**TASK DETAILS**
Copy the data below exactly.
++++ RECORD EXTRACTS
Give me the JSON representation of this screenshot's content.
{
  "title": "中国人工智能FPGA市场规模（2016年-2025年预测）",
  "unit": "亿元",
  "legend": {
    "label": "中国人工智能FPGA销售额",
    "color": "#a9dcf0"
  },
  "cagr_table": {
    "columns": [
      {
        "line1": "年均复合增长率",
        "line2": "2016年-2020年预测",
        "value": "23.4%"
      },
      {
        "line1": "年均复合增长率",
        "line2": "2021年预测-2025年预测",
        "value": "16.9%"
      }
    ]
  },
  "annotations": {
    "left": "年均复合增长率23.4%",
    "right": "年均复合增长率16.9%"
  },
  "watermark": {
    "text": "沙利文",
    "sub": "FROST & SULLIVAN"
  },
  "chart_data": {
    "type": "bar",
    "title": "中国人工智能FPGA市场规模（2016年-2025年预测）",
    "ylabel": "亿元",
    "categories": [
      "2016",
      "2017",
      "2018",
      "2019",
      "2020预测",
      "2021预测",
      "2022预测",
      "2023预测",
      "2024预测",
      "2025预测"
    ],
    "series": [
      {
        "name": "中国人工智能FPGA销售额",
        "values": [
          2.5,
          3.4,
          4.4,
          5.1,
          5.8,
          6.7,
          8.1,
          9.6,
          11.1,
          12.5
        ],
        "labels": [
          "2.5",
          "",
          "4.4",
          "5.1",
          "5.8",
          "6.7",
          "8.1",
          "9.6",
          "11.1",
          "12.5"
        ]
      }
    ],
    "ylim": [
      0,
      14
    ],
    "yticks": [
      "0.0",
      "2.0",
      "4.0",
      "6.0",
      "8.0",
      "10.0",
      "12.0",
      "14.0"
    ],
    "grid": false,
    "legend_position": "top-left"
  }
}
++++++++
**TASK OUTPUT**
Give me the JSON representation of this screenshot's content.
{
  "title": "中国人工智能FPGA市场规模（2016年-2025年预测）",
  "unit": "亿元",
  "legend": {
    "label": "中国人工智能FPGA销售额",
    "color": "#a9dcf0"
  },
  "cagr_table": {
    "columns": [
      {
        "line1": "年均复合增长率",
        "line2": "2016年-2020年预测",
        "value": "23.4%"
      },
      {
        "line1": "年均复合增长率",
        "line2": "2021年预测-2025年预测",
        "value": "16.9%"
      }
    ]
  },
  "annotations": {
    "left": "年均复合增长率23.4%",
    "right": "年均复合增长率16.9%"
  },
  "watermark": {
    "text": "沙利文",
    "sub": "FROST & SULLIVAN"
  },
  "chart_data": {
    "type": "bar",
    "title": "中国人工智能FPGA市场规模（2016年-2025年预测）",
    "ylabel": "亿元",
    "categories": [
      "2016",
      "2017",
      "2018",
      "2019",
      "2020预测",
      "2021预测",
      "2022预测",
      "2023预测",
      "2024预测",
      "2025预测"
    ],
    "series": [
      {
        "name": "中国人工智能FPGA销售额",
        "values": [
          2.5,
          3.4,
          4.4,
          5.1,
          5.8,
          6.7,
          8.1,
          9.6,
          11.1,
          12.5
        ],
        "labels": [
          "2.5",
          "",
          "4.4",
          "5.1",
          "5.8",
          "6.7",
          "8.1",
          "9.6",
          "11.1",
          "12.5"
        ]
      }
    ],
    "ylim": [
      0,
      14
    ],
    "yticks": [
      "0.0",
      "2.0",
      "4.0",
      "6.0",
      "8.0",
      "10.0",
      "12.0",
      "14.0"
    ],
    "grid": false,
    "legend_position": "top-left"
  }
}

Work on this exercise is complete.